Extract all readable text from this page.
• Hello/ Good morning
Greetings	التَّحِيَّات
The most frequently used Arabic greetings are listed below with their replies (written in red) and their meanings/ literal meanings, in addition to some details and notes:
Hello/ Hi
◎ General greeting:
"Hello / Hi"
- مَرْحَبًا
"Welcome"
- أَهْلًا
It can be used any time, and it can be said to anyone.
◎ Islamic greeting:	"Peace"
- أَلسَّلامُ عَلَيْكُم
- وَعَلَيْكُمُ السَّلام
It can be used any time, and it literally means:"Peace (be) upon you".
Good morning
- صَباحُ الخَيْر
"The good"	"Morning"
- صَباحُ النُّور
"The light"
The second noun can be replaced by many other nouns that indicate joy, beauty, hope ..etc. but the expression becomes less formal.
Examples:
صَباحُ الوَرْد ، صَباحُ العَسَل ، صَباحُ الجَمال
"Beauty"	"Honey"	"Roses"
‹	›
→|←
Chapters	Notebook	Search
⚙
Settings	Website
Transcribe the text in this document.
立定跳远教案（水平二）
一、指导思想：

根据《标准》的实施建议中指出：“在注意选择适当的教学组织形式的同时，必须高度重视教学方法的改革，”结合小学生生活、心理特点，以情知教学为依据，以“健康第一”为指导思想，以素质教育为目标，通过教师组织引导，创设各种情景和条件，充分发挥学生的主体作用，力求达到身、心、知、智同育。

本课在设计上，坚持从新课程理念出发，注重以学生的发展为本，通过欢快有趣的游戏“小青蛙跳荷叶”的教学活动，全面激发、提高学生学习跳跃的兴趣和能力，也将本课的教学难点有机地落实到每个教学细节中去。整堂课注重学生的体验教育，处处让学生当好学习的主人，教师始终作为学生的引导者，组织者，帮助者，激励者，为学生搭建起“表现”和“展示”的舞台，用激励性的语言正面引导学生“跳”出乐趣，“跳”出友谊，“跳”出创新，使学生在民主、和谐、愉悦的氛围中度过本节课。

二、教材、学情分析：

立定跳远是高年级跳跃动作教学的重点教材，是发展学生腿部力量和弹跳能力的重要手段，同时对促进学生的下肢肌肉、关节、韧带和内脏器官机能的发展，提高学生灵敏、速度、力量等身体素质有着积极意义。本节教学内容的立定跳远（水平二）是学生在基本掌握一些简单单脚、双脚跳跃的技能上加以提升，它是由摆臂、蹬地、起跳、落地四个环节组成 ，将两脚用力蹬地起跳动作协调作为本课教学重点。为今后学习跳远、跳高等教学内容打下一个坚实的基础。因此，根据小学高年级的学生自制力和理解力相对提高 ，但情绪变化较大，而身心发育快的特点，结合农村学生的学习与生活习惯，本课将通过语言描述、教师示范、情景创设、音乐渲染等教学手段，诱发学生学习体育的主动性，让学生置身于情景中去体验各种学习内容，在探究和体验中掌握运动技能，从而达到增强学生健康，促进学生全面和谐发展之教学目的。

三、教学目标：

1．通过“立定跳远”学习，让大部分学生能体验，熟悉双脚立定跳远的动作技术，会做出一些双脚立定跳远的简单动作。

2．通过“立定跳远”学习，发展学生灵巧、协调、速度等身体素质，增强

────────────────

_To be done_: Please restate the whole listing word for word.

_Solution below_:
Extract all readable text from this page.
• Hello/ Good morning
Greetings	التَّحِيَّات
The most frequently used Arabic greetings are listed below with their replies (written in red) and their meanings/ literal meanings, in addition to some details and notes:
Hello/ Hi
◎ General greeting:
"Hello / Hi"
- مَرْحَبًا
"Welcome"
- أَهْلًا
It can be used any time, and it can be said to anyone.
◎ Islamic greeting:	"Peace"
- أَلسَّلامُ عَلَيْكُم
- وَعَلَيْكُمُ السَّلام
It can be used any time, and it literally means:"Peace (be) upon you".
Good morning
- صَباحُ الخَيْر
"The good"	"Morning"
- صَباحُ النُّور
"The light"
The second noun can be replaced by many other nouns that indicate joy, beauty, hope ..etc. but the expression becomes less formal.
Examples:
صَباحُ الوَرْد ، صَباحُ العَسَل ، صَباحُ الجَمال
"Beauty"	"Honey"	"Roses"
‹	›
→|←
Chapters	Notebook	Search
⚙
Settings	Website
Transcribe the text in this document.
立定跳远教案（水平二）
一、指导思想：

根据《标准》的实施建议中指出：“在注意选择适当的教学组织形式的同时，必须高度重视教学方法的改革，”结合小学生生活、心理特点，以情知教学为依据，以“健康第一”为指导思想，以素质教育为目标，通过教师组织引导，创设各种情景和条件，充分发挥学生的主体作用，力求达到身、心、知、智同育。

本课在设计上，坚持从新课程理念出发，注重以学生的发展为本，通过欢快有趣的游戏“小青蛙跳荷叶”的教学活动，全面激发、提高学生学习跳跃的兴趣和能力，也将本课的教学难点有机地落实到每个教学细节中去。整堂课注重学生的体验教育，处处让学生当好学习的主人，教师始终作为学生的引导者，组织者，帮助者，激励者，为学生搭建起“表现”和“展示”的舞台，用激励性的语言正面引导学生“跳”出乐趣，“跳”出友谊，“跳”出创新，使学生在民主、和谐、愉悦的氛围中度过本节课。

二、教材、学情分析：

立定跳远是高年级跳跃动作教学的重点教材，是发展学生腿部力量和弹跳能力的重要手段，同时对促进学生的下肢肌肉、关节、韧带和内脏器官机能的发展，提高学生灵敏、速度、力量等身体素质有着积极意义。本节教学内容的立定跳远（水平二）是学生在基本掌握一些简单单脚、双脚跳跃的技能上加以提升，它是由摆臂、蹬地、起跳、落地四个环节组成 ，将两脚用力蹬地起跳动作协调作为本课教学重点。为今后学习跳远、跳高等教学内容打下一个坚实的基础。因此，根据小学高年级的学生自制力和理解力相对提高 ，但情绪变化较大，而身心发育快的特点，结合农村学生的学习与生活习惯，本课将通过语言描述、教师示范、情景创设、音乐渲染等教学手段，诱发学生学习体育的主动性，让学生置身于情景中去体验各种学习内容，在探究和体验中掌握运动技能，从而达到增强学生健康，促进学生全面和谐发展之教学目的。

三、教学目标：

1．通过“立定跳远”学习，让大部分学生能体验，熟悉双脚立定跳远的动作技术，会做出一些双脚立定跳远的简单动作。

2．通过“立定跳远”学习，发展学生灵巧、协调、速度等身体素质，增强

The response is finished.